The association and interaction of H-FABP with molecular mediators has been the subject of previous studies on patients with HF [21]. Setsuta et al. [21] showed that tumor necrosis factor, soluble Fas, atrial natriuretic peptide, brain natriuretic peptide and norepinephrine levels were significantly associated with serum H-FABP levels in patients with chronic HF. In addition, our study shows the association of MPO and serum H-FABP in chronic HF patients.

The pathophysiological role of serum MPO levels in patients with HF has been reported [2,3,4]. Numerous studies have shown increased levels of MPO in HF [3,4,22]. Reichlin et al. [3] reported a significant independent association between increased baseline MPO levels and 1-year mortality, while Tang et al. [22] reported that elevated MPO levels were associated with adverse clinical outcomes in patients with HF. They further reported that increasing MPO levels were associated with an increasing likelihood of restrictive diastolic dysfunction and right ventricular systolic dysfunction [22]. Rudolph et al. [6] reported that circulating MPO mRNA levels were significantly increased in patients with LV dysfunction. They also found that the MPO level was an independent predictor of LV impairment [6]. In addition to the role of MPO mentioned in these studies, MPO may also contribute to myocardial damage in patients with HF.

The mechanism that likely links MPO with myocardial damage is that MPO alters myocardial function [5,23,24]. In animal models of ischemia, MPO facilitated myocardial remodeling [23]. It has been shown that MPO-null mice subjected to chronic LV dysfunction underwent less LV remodeling than wild-type mice [5]. MPO has been shown to oxidize endothelial-derived nitric oxide, to catalyze the oxidation of lipoproteins and to activate metalloproteinases, thus impairing vascular function [25,26]. It has also been reported to adversely affect myocardial perfusion by impairing vascular function, thereby contributing to ventricular dysfunction [27]. Eleuteri et al. [28] showed that nitrosative stress is significantly associated with MPO levels, particularly in severely diseased chronic HF patients. They also found a significant correlation between MPO and pro-brain natriuretic peptide levels. They suggested that increased MPO levels may alter myocardial function by increased nitric oxide consumption and protein nitration in these patients. Taking all these mechanisms into account, it can be postulated that increased MPO levels may responsible for the development of myocardial damage in patients with chronic HF.

USING THE INFORMATION -
**A)** List the levels that Setsuta et al. found to be significantly associated with serum H-FABP levels in patients with chronic HF, according to the heart failure discussion.
**B)** Please set down, word for word, the part of the heart failure discussion from "The association and" up to and including "in chronic HF patients.".
Rely only on the heart failure discussion for everything that follows.

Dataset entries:
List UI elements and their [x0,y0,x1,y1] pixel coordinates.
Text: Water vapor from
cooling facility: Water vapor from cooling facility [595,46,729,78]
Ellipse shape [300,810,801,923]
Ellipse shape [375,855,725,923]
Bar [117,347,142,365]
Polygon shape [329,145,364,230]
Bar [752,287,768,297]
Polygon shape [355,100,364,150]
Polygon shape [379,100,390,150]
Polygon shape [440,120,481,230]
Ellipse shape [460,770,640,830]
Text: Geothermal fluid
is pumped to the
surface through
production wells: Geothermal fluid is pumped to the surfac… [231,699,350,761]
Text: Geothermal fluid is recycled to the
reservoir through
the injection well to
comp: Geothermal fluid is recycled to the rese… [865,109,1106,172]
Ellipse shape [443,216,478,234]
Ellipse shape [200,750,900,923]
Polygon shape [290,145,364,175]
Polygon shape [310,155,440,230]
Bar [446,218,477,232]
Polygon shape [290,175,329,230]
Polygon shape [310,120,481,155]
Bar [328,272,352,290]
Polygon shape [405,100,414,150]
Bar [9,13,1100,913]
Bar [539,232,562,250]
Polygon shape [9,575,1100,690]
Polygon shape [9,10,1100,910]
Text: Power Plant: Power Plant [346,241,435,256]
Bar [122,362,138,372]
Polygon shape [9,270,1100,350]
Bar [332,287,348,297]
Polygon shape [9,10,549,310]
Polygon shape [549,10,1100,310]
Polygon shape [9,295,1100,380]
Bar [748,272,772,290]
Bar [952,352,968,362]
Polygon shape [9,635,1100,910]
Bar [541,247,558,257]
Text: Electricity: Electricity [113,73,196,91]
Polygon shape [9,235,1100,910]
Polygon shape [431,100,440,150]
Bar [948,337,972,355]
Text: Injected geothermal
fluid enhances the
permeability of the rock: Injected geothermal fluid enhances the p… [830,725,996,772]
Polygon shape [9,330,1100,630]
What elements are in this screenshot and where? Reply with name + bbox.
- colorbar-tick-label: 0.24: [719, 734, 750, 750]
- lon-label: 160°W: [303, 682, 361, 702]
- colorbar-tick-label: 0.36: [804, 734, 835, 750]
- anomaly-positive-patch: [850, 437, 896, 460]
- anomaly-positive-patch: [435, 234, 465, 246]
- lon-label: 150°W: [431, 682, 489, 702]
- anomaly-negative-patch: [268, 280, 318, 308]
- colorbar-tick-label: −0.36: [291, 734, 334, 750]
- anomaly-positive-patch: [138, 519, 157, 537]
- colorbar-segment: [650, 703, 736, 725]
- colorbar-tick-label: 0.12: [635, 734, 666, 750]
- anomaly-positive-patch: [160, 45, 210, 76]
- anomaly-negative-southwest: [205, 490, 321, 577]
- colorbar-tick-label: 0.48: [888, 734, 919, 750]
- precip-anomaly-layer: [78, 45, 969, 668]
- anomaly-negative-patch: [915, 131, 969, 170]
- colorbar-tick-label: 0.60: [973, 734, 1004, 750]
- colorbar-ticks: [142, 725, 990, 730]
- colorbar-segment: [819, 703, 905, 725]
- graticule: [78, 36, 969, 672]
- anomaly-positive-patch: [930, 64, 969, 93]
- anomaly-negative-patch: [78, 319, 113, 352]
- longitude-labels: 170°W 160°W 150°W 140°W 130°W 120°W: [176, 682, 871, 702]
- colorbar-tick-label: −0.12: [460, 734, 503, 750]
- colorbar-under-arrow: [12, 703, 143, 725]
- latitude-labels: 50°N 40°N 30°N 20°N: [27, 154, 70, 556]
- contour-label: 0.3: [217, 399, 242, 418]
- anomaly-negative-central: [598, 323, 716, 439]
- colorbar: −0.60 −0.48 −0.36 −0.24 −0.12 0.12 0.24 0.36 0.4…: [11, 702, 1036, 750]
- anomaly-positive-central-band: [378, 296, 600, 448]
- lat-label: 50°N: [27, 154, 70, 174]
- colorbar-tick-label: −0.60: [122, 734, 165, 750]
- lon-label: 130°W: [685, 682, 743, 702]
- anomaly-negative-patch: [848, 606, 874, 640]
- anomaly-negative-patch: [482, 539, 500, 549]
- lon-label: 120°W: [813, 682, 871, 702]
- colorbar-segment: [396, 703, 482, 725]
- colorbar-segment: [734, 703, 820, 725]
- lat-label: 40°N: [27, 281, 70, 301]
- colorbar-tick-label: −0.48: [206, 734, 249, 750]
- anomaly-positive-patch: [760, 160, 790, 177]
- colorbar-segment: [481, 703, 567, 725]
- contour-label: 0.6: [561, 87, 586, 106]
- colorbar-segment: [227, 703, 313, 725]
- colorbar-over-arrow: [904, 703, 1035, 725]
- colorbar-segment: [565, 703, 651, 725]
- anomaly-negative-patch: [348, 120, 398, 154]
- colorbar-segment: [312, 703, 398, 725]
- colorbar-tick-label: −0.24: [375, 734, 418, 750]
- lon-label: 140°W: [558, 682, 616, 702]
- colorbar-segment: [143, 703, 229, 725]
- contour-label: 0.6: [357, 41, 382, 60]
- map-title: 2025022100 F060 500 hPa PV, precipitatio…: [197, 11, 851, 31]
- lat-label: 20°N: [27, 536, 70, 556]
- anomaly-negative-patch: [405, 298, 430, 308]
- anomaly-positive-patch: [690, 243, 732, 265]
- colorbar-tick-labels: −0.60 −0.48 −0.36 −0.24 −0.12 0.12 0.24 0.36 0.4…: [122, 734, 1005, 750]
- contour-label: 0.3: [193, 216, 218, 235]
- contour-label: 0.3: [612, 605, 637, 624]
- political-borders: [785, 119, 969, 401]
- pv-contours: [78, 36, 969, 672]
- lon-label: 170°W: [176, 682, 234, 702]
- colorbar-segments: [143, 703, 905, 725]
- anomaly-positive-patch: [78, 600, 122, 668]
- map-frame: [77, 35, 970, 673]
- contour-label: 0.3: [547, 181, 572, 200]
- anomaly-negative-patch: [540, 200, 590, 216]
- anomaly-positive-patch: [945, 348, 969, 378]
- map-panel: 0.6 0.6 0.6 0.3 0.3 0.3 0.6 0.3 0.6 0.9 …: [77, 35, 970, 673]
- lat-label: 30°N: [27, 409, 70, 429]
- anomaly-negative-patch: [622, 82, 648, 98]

WRITTEN RESPONSES -
**A)**
- Tumor necrosis factor
- Soluble Fas
- Atrial natriuretic peptide
- Brain natriuretic peptide
- Norepinephrine

**B)**
The association and interaction of H-FABP with molecular mediators has been the subject of previous studies on patients with HF [21]. Setsuta et al. [21] showed that tumor necrosis factor, soluble Fas, atrial natriuretic peptide, brain natriuretic peptide and norepinephrine levels were significantly associated with serum H-FABP levels in patients with chronic HF. In addition, our study shows the association of MPO and serum H-FABP in chronic HF patients.